◆ SHORT EXERCISE ◆
Locate the word "frequency" in the data below, then copy every line that holds it.

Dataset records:
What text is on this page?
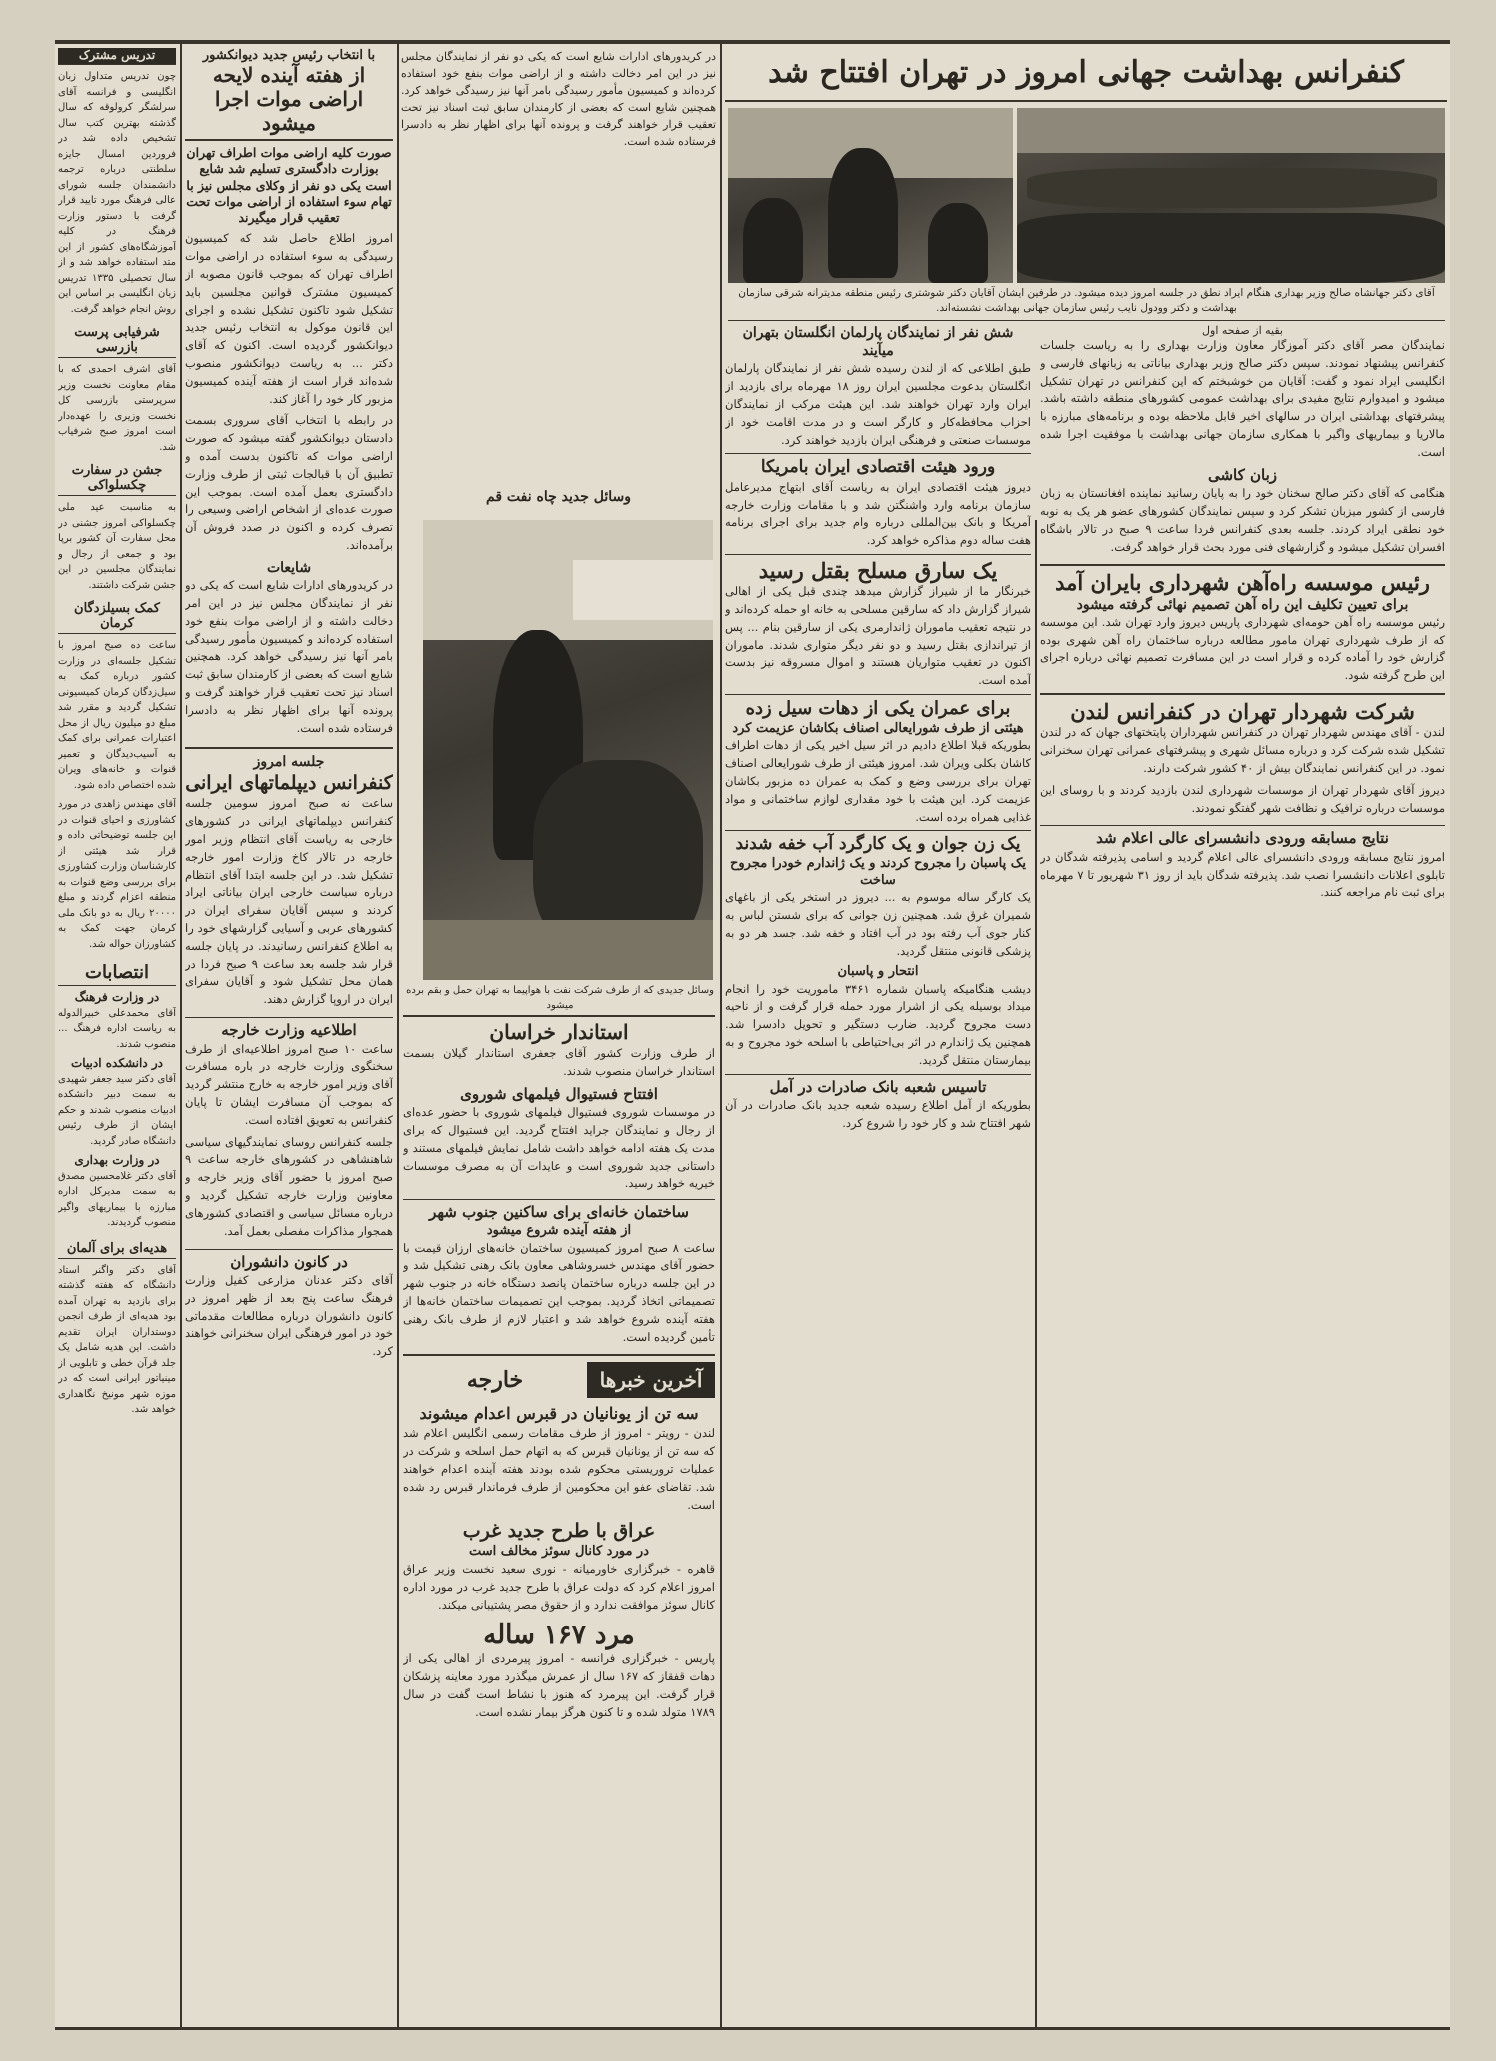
تدریس مشترک
چون تدریس متداول زبان انگلیسی و فرانسه آقای سرلشگر کرولوقه که سال گذشته بهترین کتب سال تشخیص داده شد در فروردین امسال جایزه سلطنتی درباره ترجمه دانشمندان جلسه شورای عالی فرهنگ مورد تایید قرار گرفت با دستور وزارت فرهنگ در کلیه آموزشگاه‌های کشور از این متد استفاده خواهد شد و از سال تحصیلی ۱۳۳۵ تدریس زبان انگلیسی بر اساس این روش انجام خواهد گرفت.
شرفیابی پرست بازرسی
آقای اشرف احمدی که با مقام معاونت نخست وزیر سرپرستی بازرسی کل نخست وزیری را عهده‌دار است امروز صبح شرفیاب شد.
جشن در سفارت چکسلواکی
به مناسبت عید ملی چکسلواکی امروز جشنی در محل سفارت آن کشور برپا بود و جمعی از رجال و نمایندگان مجلسین در این جشن شرکت داشتند.
کمک بسیلزدگان کرمان
ساعت ده صبح امروز با تشکیل جلسه‌ای در وزارت کشور درباره کمک به سیل‌زدگان کرمان کمیسیونی تشکیل گردید و مقرر شد مبلغ دو میلیون ریال از محل اعتبارات عمرانی برای کمک به آسیب‌دیدگان و تعمیر قنوات و خانه‌های ویران شده اختصاص داده شود.
آقای مهندس زاهدی در مورد کشاورزی و احیای قنوات در این جلسه توضیحاتی داده و قرار شد هیئتی از کارشناسان وزارت کشاورزی برای بررسی وضع قنوات به منطقه اعزام گردند و مبلغ ۲۰۰۰۰ ریال به دو بانک ملی کرمان جهت کمک به کشاورزان حواله شد.
انتصابات
در وزارت فرهنگ
آقای محمدعلی خبیرالدوله به ریاست اداره فرهنگ ... منصوب شدند.
در دانشکده ادبیات
آقای دکتر سید جعفر شهیدی به سمت دبیر دانشکده ادبیات منصوب شدند و حکم ایشان از طرف رئیس دانشگاه صادر گردید.
در وزارت بهداری
آقای دکتر غلامحسین مصدق به سمت مدیرکل اداره مبارزه با بیماریهای واگیر منصوب گردیدند.
هدیه‌ای برای آلمان
آقای دکتر واگنر استاد دانشگاه که هفته گذشته برای بازدید به تهران آمده بود هدیه‌ای از طرف انجمن دوستداران ایران تقدیم داشت. این هدیه شامل یک جلد قرآن خطی و تابلویی از مینیاتور ایرانی است که در موزه شهر مونیخ نگاهداری خواهد شد.
با انتخاب رئیس جدید دیوانکشور
از هفته آینده لایحه اراضی موات اجرا میشود
صورت کلیه اراضی موات اطراف تهران بوزارت دادگستری تسلیم شد شایع است یکی دو نفر از وکلای مجلس نیز با تهام سوء استفاده از اراضی موات تحت تعقیب قرار میگیرند
امروز اطلاع حاصل شد که کمیسیون رسیدگی به سوء استفاده در اراضی موات اطراف تهران که بموجب قانون مصوبه از کمیسیون مشترک قوانین مجلسین باید تشکیل شود تاکنون تشکیل نشده و اجرای این قانون موکول به انتخاب رئیس جدید دیوانکشور گردیده است. اکنون که آقای دکتر ... به ریاست دیوانکشور منصوب شده‌اند قرار است از هفته آینده کمیسیون مزبور کار خود را آغاز کند.
در رابطه با انتخاب آقای سروری بسمت دادستان دیوانکشور گفته میشود که صورت اراضی موات که تاکنون بدست آمده و تطبیق آن با قبالجات ثبتی از طرف وزارت دادگستری بعمل آمده است. بموجب این صورت عده‌ای از اشخاص اراضی وسیعی را تصرف کرده و اکنون در صدد فروش آن برآمده‌اند.
شایعات
در کریدورهای ادارات شایع است که یکی دو نفر از نمایندگان مجلس نیز در این امر دخالت داشته و از اراضی موات بنفع خود استفاده کرده‌اند و کمیسیون مأمور رسیدگی بامر آنها نیز رسیدگی خواهد کرد. همچنین شایع است که بعضی از کارمندان سابق ثبت اسناد نیز تحت تعقیب قرار خواهند گرفت و پرونده آنها برای اظهار نظر به دادسرا فرستاده شده است.
جلسه امروز
کنفرانس دیپلماتهای ایرانی
ساعت نه صبح امروز سومین جلسه کنفرانس دیپلماتهای ایرانی در کشورهای خارجی به ریاست آقای انتظام وزیر امور خارجه در تالار کاخ وزارت امور خارجه تشکیل شد. در این جلسه ابتدا آقای انتظام درباره سیاست خارجی ایران بیاناتی ایراد کردند و سپس آقایان سفرای ایران در کشورهای عربی و آسیایی گزارشهای خود را به اطلاع کنفرانس رسانیدند. در پایان جلسه قرار شد جلسه بعد ساعت ۹ صبح فردا در همان محل تشکیل شود و آقایان سفرای ایران در اروپا گزارش دهند.
اطلاعیه وزارت خارجه
ساعت ۱۰ صبح امروز اطلاعیه‌ای از طرف سخنگوی وزارت خارجه در باره مسافرت آقای وزیر امور خارجه به خارج منتشر گردید که بموجب آن مسافرت ایشان تا پایان کنفرانس به تعویق افتاده است.
جلسه کنفرانس روسای نمایندگیهای سیاسی شاهنشاهی در کشورهای خارجه ساعت ۹ صبح امروز با حضور آقای وزیر خارجه و معاونین وزارت خارجه تشکیل گردید و درباره مسائل سیاسی و اقتصادی کشورهای همجوار مذاکرات مفصلی بعمل آمد.
در کانون دانشوران
آقای دکتر عدنان مزارعی کفیل وزارت فرهنگ ساعت پنج بعد از ظهر امروز در کانون دانشوران درباره مطالعات مقدماتی خود در امور فرهنگی ایران سخنرانی خواهند کرد.
وسائل جدید چاه نفت قم
وسائل جدیدی که از طرف شرکت نفت با هواپیما به تهران حمل و بقم برده میشود
استاندار خراسان
از طرف وزارت کشور آقای جعفری استاندار گیلان بسمت استاندار خراسان منصوب شدند.
افتتاح فستیوال فیلمهای شوروی
در موسسات شوروی فستیوال فیلمهای شوروی با حضور عده‌ای از رجال و نمایندگان جراید افتتاح گردید. این فستیوال که برای مدت یک هفته ادامه خواهد داشت شامل نمایش فیلمهای مستند و داستانی جدید شوروی است و عایدات آن به مصرف موسسات خیریه خواهد رسید.
ساختمان خانه‌ای برای ساکنین جنوب شهر
از هفته آینده شروع میشود
ساعت ۸ صبح امروز کمیسیون ساختمان خانه‌های ارزان قیمت با حضور آقای مهندس خسروشاهی معاون بانک رهنی تشکیل شد و در این جلسه درباره ساختمان پانصد دستگاه خانه در جنوب شهر تصمیماتی اتخاذ گردید. بموجب این تصمیمات ساختمان خانه‌ها از هفته آینده شروع خواهد شد و اعتبار لازم از طرف بانک رهنی تأمین گردیده است.
آخرین خبرها
خارجه
سه تن از یونانیان در قبرس اعدام میشوند
لندن - رویتر - امروز از طرف مقامات رسمی انگلیس اعلام شد که سه تن از یونانیان قبرس که به اتهام حمل اسلحه و شرکت در عملیات تروریستی محکوم شده بودند هفته آینده اعدام خواهند شد. تقاضای عفو این محکومین از طرف فرماندار قبرس رد شده است.
عراق با طرح جدید غرب
در مورد کانال سوئز مخالف است
قاهره - خبرگزاری خاورمیانه - نوری سعید نخست وزیر عراق امروز اعلام کرد که دولت عراق با طرح جدید غرب در مورد اداره کانال سوئز موافقت ندارد و از حقوق مصر پشتیبانی میکند.
مرد ۱۶۷ ساله
پاریس - خبرگزاری فرانسه - امروز پیرمردی از اهالی یکی از دهات قفقاز که ۱۶۷ سال از عمرش میگذرد مورد معاینه پزشکان قرار گرفت. این پیرمرد که هنوز با نشاط است گفت در سال ۱۷۸۹ متولد شده و تا کنون هرگز بیمار نشده است.
در کریدورهای ادارات شایع است که یکی دو نفر از نمایندگان مجلس نیز در این امر دخالت داشته و از اراضی موات بنفع خود استفاده کرده‌اند و کمیسیون مأمور رسیدگی بامر آنها نیز رسیدگی خواهد کرد. همچنین شایع است که بعضی از کارمندان سابق ثبت اسناد نیز تحت تعقیب قرار خواهند گرفت و پرونده آنها برای اظهار نظر به دادسرا فرستاده شده است.
کنفرانس بهداشت جهانی امروز در تهران افتتاح شد
آقای دکتر جهانشاه صالح وزیر بهداری هنگام ایراد نطق در جلسه امروز دیده میشود. در طرفین ایشان آقایان دکتر شوشتری رئیس منطقه مدیترانه شرقی سازمان بهداشت و دکتر وودول نایب رئیس سازمان جهانی بهداشت نشسته‌اند.
شش نفر از نمایندگان پارلمان انگلستان بتهران میآیند
طبق اطلاعی که از لندن رسیده شش نفر از نمایندگان پارلمان انگلستان بدعوت مجلسین ایران روز ۱۸ مهرماه برای بازدید از ایران وارد تهران خواهند شد. این هیئت مرکب از نمایندگان احزاب محافظه‌کار و کارگر است و در مدت اقامت خود از موسسات صنعتی و فرهنگی ایران بازدید خواهند کرد.
ورود هیئت اقتصادی ایران بامریکا
دیروز هیئت اقتصادی ایران به ریاست آقای ابتهاج مدیرعامل سازمان برنامه وارد واشنگتن شد و با مقامات وزارت خارجه آمریکا و بانک بین‌المللی درباره وام جدید برای اجرای برنامه هفت ساله دوم مذاکره خواهد کرد.
یک سارق مسلح بقتل رسید
خبرنگار ما از شیراز گزارش میدهد چندی قبل یکی از اهالی شیراز گزارش داد که سارقین مسلحی به خانه او حمله کرده‌اند و در نتیجه تعقیب ماموران ژاندارمری یکی از سارقین بنام ... پس از تیراندازی بقتل رسید و دو نفر دیگر متواری شدند. ماموران اکنون در تعقیب متواریان هستند و اموال مسروقه نیز بدست آمده است.
برای عمران یکی از دهات سیل زده
هیئتی از طرف شورایعالی اصناف بکاشان عزیمت کرد
بطوریکه قبلا اطلاع دادیم در اثر سیل اخیر یکی از دهات اطراف کاشان بکلی ویران شد. امروز هیئتی از طرف شورایعالی اصناف تهران برای بررسی وضع و کمک به عمران ده مزبور بکاشان عزیمت کرد. این هیئت با خود مقداری لوازم ساختمانی و مواد غذایی همراه برده است.
یک زن جوان و یک کارگرد آب خفه شدند
یک پاسبان را مجروح کردند و یک ژاندارم خودرا مجروح ساخت
یک کارگر ساله موسوم به ... دیروز در استخر یکی از باغهای شمیران غرق شد. همچنین زن جوانی که برای شستن لباس به کنار جوی آب رفته بود در آب افتاد و خفه شد. جسد هر دو به پزشکی قانونی منتقل گردید.
انتحار و پاسبان
دیشب هنگامیکه پاسبان شماره ۳۴۶۱ ماموریت خود را انجام میداد بوسیله یکی از اشرار مورد حمله قرار گرفت و از ناحیه دست مجروح گردید. ضارب دستگیر و تحویل دادسرا شد. همچنین یک ژاندارم در اثر بی‌احتیاطی با اسلحه خود مجروح و به بیمارستان منتقل گردید.
تاسیس شعبه بانک صادرات در آمل
بطوریکه از آمل اطلاع رسیده شعبه جدید بانک صادرات در آن شهر افتتاح شد و کار خود را شروع کرد.
بقیه از صفحه اول
نمایندگان مصر آقای دکتر آموزگار معاون وزارت بهداری را به ریاست جلسات کنفرانس پیشنهاد نمودند. سپس دکتر صالح وزیر بهداری بیاناتی به زبانهای فارسی و انگلیسی ایراد نمود و گفت: آقایان من خوشبختم که این کنفرانس در تهران تشکیل میشود و امیدوارم نتایج مفیدی برای بهداشت عمومی کشورهای منطقه داشته باشد. پیشرفتهای بهداشتی ایران در سالهای اخیر قابل ملاحظه بوده و برنامه‌های مبارزه با مالاریا و بیماریهای واگیر با همکاری سازمان جهانی بهداشت با موفقیت اجرا شده است.
زبان کاشی
هنگامی که آقای دکتر صالح سخنان خود را به پایان رسانید نماینده افغانستان به زبان فارسی از کشور میزبان تشکر کرد و سپس نمایندگان کشورهای عضو هر یک به نوبه خود نطقی ایراد کردند. جلسه بعدی کنفرانس فردا ساعت ۹ صبح در تالار باشگاه افسران تشکیل میشود و گزارشهای فنی مورد بحث قرار خواهد گرفت.
رئیس موسسه راه‌آهن شهرداری بایران آمد
برای تعیین تکلیف این راه آهن تصمیم نهائی گرفته میشود
رئیس موسسه راه آهن حومه‌ای شهرداری پاریس دیروز وارد تهران شد. این موسسه که از طرف شهرداری تهران مامور مطالعه درباره ساختمان راه آهن شهری بوده گزارش خود را آماده کرده و قرار است در این مسافرت تصمیم نهائی درباره اجرای این طرح گرفته شود.
شرکت شهردار تهران در کنفرانس لندن
لندن - آقای مهندس شهردار تهران در کنفرانس شهرداران پایتختهای جهان که در لندن تشکیل شده شرکت کرد و درباره مسائل شهری و پیشرفتهای عمرانی تهران سخنرانی نمود. در این کنفرانس نمایندگان بیش از ۴۰ کشور شرکت دارند.
دیروز آقای شهردار تهران از موسسات شهرداری لندن بازدید کردند و با روسای این موسسات درباره ترافیک و نظافت شهر گفتگو نمودند.
نتایج مسابقه ورودی دانشسرای عالی اعلام شد
امروز نتایج مسابقه ورودی دانشسرای عالی اعلام گردید و اسامی پذیرفته شدگان در تابلوی اعلانات دانشسرا نصب شد. پذیرفته شدگان باید از روز ۳۱ شهریور تا ۷ مهرماه برای ثبت نام مراجعه کنند.
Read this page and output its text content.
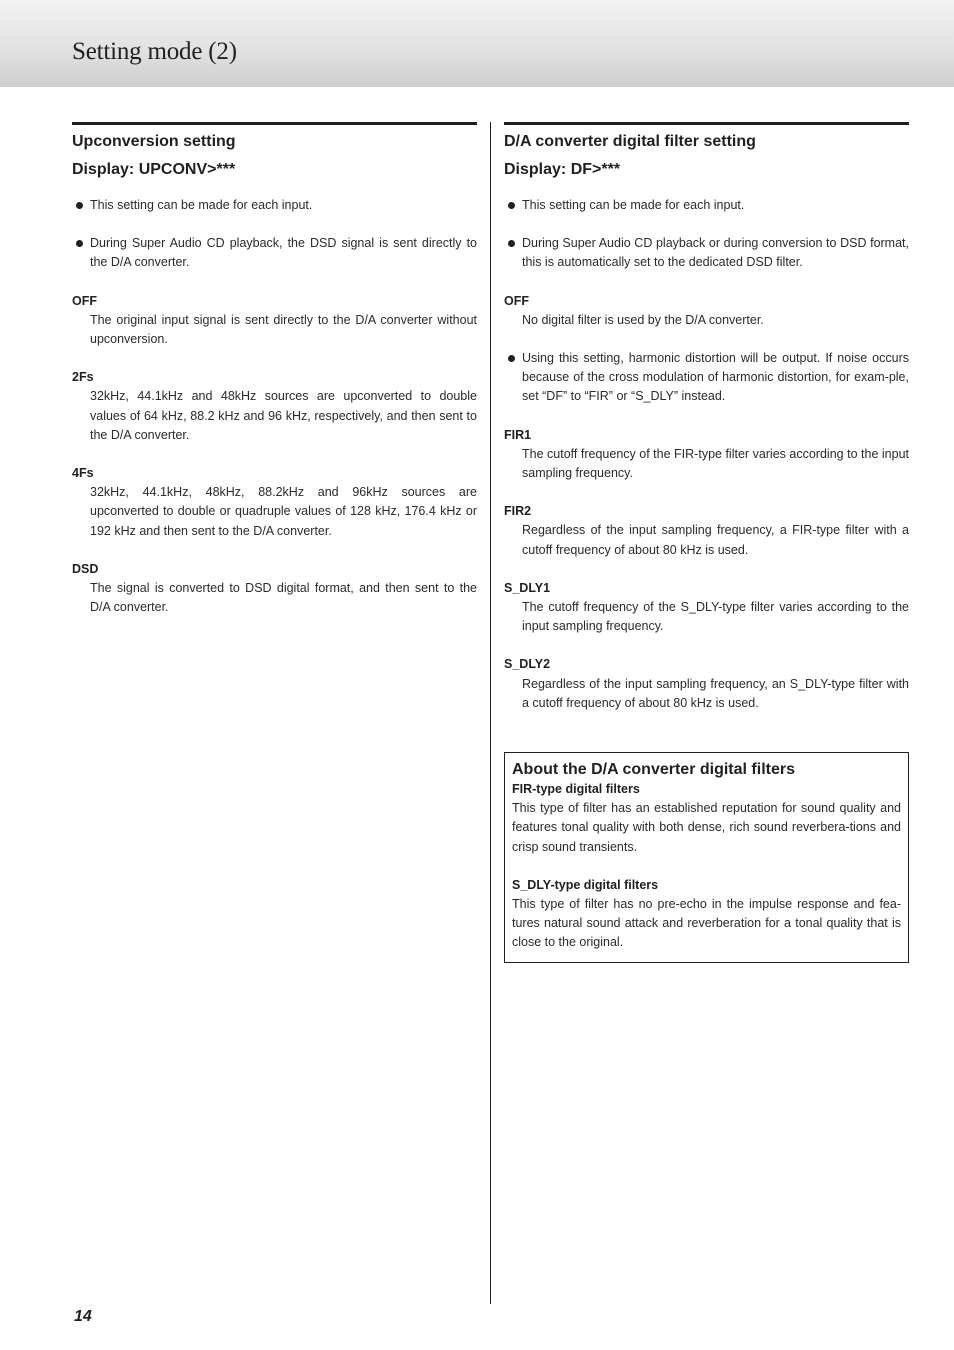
Setting mode (2)
Upconversion setting
Display: UPCONV>***
This setting can be made for each input.
During Super Audio CD playback, the DSD signal is sent directly to the D/A converter.
OFF
The original input signal is sent directly to the D/A converter without upconversion.
2Fs
32kHz, 44.1kHz and 48kHz sources are upconverted to double values of 64 kHz, 88.2 kHz and 96 kHz, respectively, and then sent to the D/A converter.
4Fs
32kHz, 44.1kHz, 48kHz, 88.2kHz and 96kHz sources are upconverted to double or quadruple values of 128 kHz, 176.4 kHz or 192 kHz and then sent to the D/A converter.
DSD
The signal is converted to DSD digital format, and then sent to the D/A converter.
D/A converter digital filter setting
Display: DF>***
This setting can be made for each input.
During Super Audio CD playback or during conversion to DSD format, this is automatically set to the dedicated DSD filter.
OFF
No digital filter is used by the D/A converter.
Using this setting, harmonic distortion will be output. If noise occurs because of the cross modulation of harmonic distortion, for exam-ple, set “DF” to “FIR” or “S_DLY” instead.
FIR1
The cutoff frequency of the FIR-type filter varies according to the input sampling frequency.
FIR2
Regardless of the input sampling frequency, a FIR-type filter with a cutoff frequency of about 80 kHz is used.
S_DLY1
The cutoff frequency of the S_DLY-type filter varies according to the input sampling frequency.
S_DLY2
Regardless of the input sampling frequency, an S_DLY-type filter with a cutoff frequency of about 80 kHz is used.
About the D/A converter digital filters
FIR-type digital filters
This type of filter has an established reputation for sound quality and features tonal quality with both dense, rich sound reverbera-tions and crisp sound transients.
S_DLY-type digital filters
This type of filter has no pre-echo in the impulse response and fea-tures natural sound attack and reverberation for a tonal quality that is close to the original.
14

◆ TASK RESPONSE ◆
The cutoff frequency of the FIR-type filter varies according to the input sampling frequency.
Regardless of the input sampling frequency, a FIR-type filter with a cutoff frequency of about 80 kHz is used.
The cutoff frequency of the S_DLY-type filter varies according to the input sampling frequency.
Regardless of the input sampling frequency, an S_DLY-type filter with a cutoff frequency of about 80 kHz is used.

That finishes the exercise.